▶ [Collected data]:
· · · · ·
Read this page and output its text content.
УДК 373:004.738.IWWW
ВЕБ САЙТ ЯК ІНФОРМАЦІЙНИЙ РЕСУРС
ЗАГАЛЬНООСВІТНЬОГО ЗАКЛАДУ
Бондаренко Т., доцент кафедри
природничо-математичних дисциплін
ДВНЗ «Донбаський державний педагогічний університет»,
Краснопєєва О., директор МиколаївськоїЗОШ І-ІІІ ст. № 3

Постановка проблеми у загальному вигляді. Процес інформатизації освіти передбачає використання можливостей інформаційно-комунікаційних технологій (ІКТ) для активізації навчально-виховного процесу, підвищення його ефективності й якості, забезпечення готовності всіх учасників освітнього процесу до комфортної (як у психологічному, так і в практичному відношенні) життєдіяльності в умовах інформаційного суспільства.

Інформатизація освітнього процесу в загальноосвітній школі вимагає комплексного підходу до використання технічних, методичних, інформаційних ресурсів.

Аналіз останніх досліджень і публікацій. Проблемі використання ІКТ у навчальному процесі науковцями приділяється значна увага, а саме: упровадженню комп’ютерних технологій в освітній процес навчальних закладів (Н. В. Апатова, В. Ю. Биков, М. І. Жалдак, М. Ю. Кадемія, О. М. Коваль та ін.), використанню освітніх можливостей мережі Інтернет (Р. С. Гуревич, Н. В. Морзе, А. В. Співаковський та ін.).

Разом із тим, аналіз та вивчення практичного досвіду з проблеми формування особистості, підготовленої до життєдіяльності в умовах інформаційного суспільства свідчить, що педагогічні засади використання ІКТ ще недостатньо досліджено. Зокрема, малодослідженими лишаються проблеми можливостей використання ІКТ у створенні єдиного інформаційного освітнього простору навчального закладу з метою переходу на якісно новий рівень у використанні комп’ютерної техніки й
· · · · ·
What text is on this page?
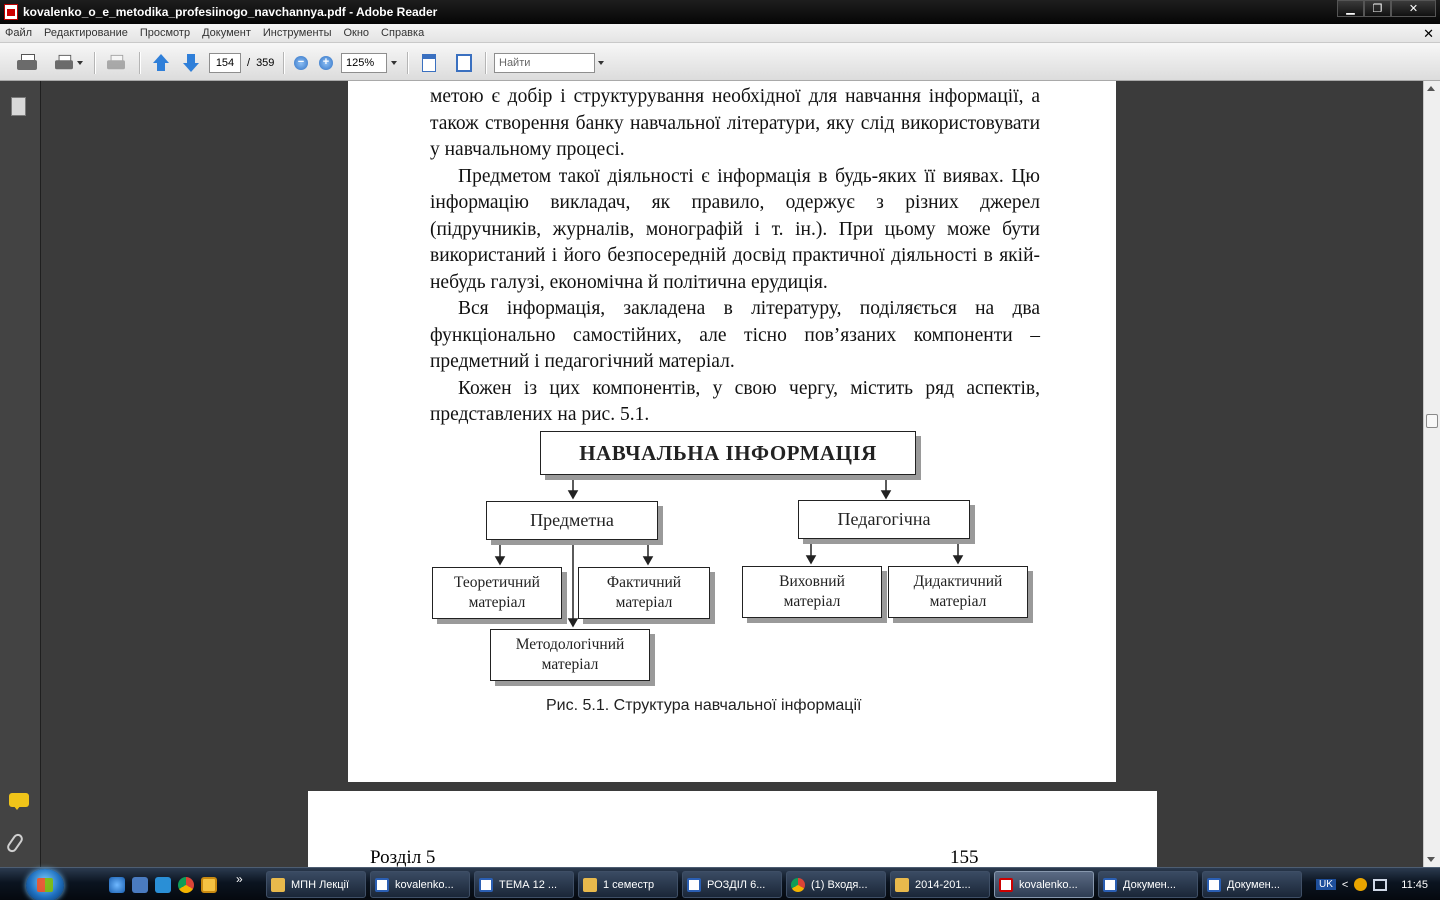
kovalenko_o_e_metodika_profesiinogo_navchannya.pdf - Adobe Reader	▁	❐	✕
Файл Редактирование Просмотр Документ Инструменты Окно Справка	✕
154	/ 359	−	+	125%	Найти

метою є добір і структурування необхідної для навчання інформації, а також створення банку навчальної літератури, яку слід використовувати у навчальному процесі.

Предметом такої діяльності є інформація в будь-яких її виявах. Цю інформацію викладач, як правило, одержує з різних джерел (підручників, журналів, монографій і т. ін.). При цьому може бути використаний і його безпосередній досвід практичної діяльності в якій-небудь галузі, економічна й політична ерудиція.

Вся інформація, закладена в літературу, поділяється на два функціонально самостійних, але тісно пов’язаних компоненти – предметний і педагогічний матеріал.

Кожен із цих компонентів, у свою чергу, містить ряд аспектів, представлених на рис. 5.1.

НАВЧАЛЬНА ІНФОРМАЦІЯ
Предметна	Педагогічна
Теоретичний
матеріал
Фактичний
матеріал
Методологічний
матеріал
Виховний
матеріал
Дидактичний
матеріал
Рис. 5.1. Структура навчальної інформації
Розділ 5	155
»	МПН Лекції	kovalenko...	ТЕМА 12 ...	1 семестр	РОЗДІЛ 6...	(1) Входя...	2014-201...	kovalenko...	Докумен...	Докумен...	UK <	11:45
· · · · ·
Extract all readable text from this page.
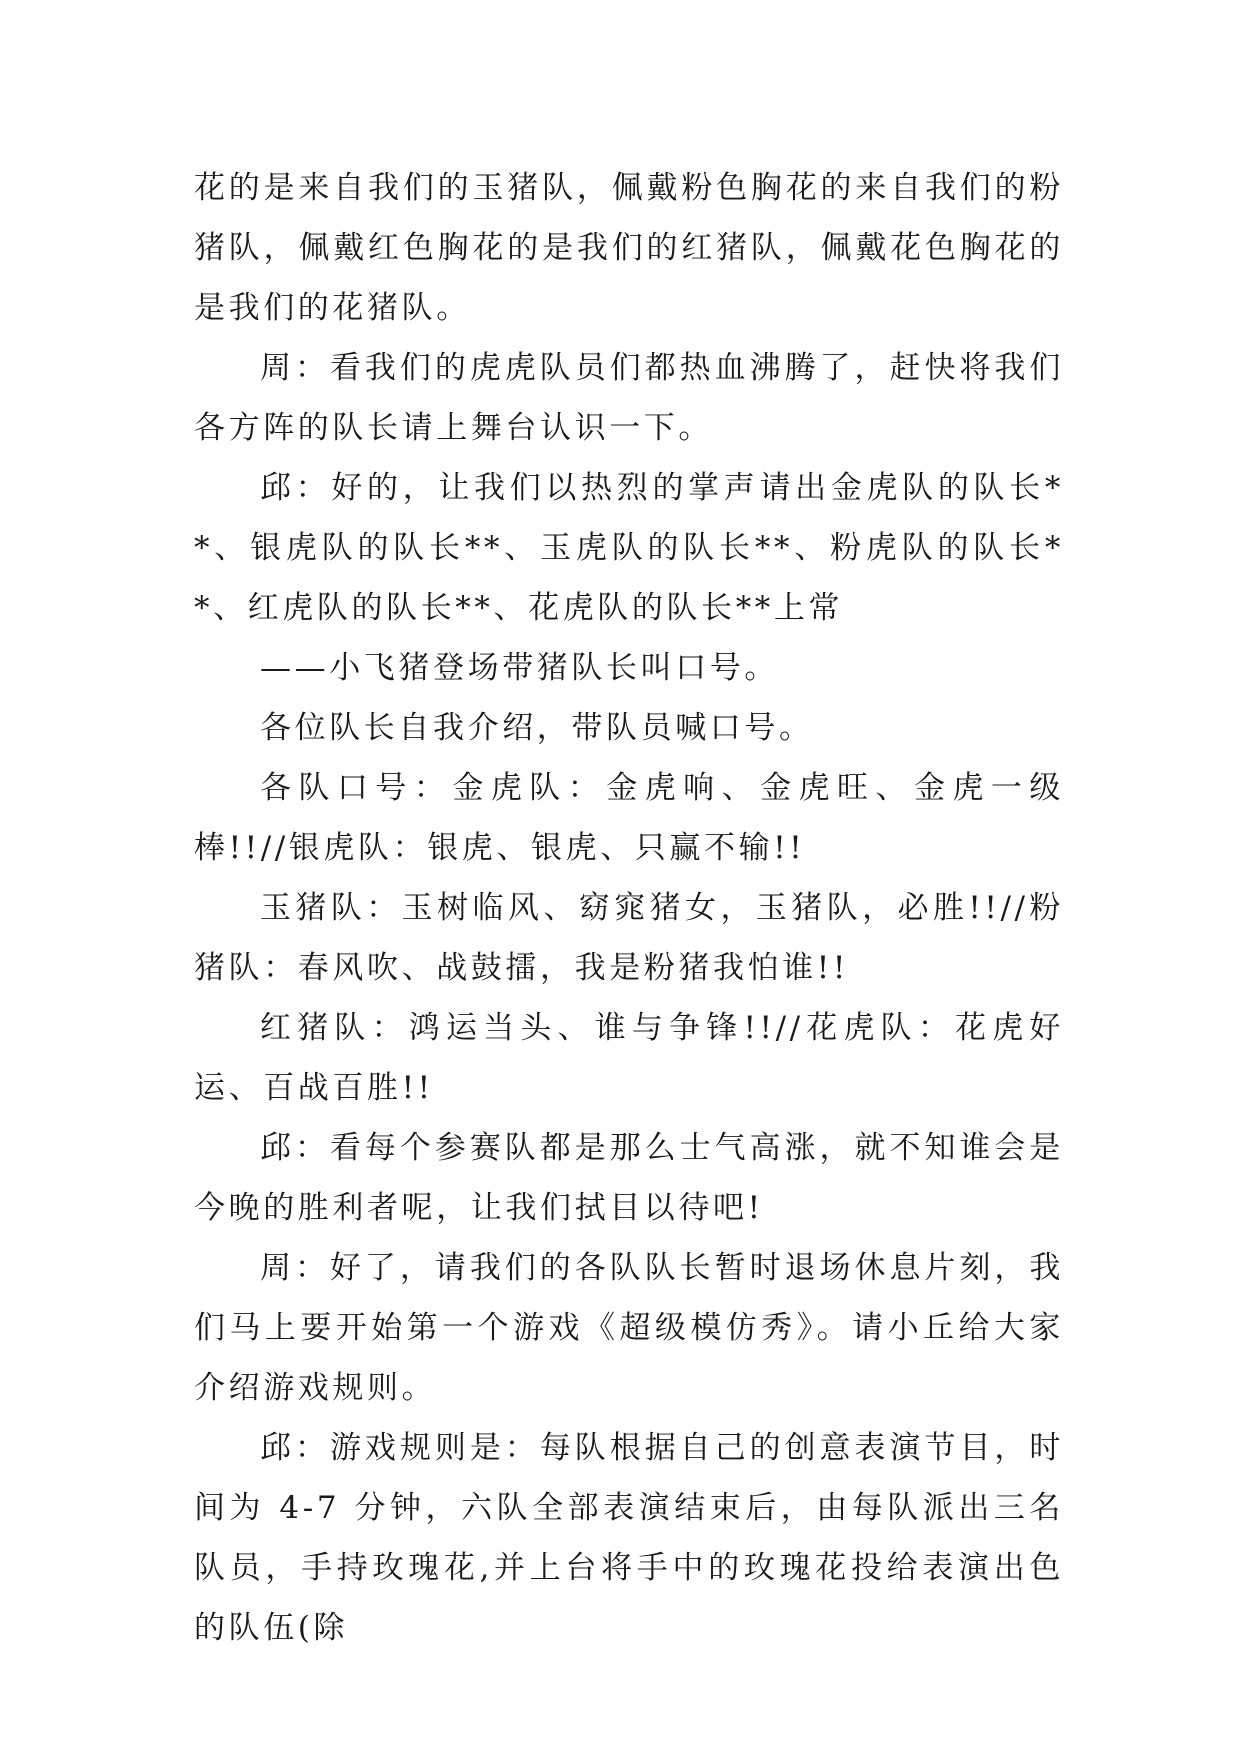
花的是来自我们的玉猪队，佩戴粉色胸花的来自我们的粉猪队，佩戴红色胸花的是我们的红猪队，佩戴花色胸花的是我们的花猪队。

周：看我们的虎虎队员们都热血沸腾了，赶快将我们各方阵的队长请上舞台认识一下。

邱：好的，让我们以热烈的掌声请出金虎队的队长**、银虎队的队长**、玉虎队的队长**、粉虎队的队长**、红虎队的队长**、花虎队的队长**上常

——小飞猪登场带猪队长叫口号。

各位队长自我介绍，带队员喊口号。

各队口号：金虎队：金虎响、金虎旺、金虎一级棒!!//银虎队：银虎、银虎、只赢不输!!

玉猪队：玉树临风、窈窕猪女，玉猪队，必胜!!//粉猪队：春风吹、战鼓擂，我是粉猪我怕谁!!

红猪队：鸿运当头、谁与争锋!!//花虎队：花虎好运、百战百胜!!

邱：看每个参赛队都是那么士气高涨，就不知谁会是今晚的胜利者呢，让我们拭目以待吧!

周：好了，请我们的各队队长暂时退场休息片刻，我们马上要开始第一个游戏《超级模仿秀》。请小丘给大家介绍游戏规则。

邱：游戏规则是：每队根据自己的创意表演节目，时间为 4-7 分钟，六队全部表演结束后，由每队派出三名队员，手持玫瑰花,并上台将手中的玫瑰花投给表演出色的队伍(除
· · · · ·
▶ [GIVEN INSTRUCTION]:
In the listing, find all lines with the string "this" and copy them.

▶ [RESPONSE]:
Read this page and output its text content.
What text is on this page?
Extract all readable text from this page.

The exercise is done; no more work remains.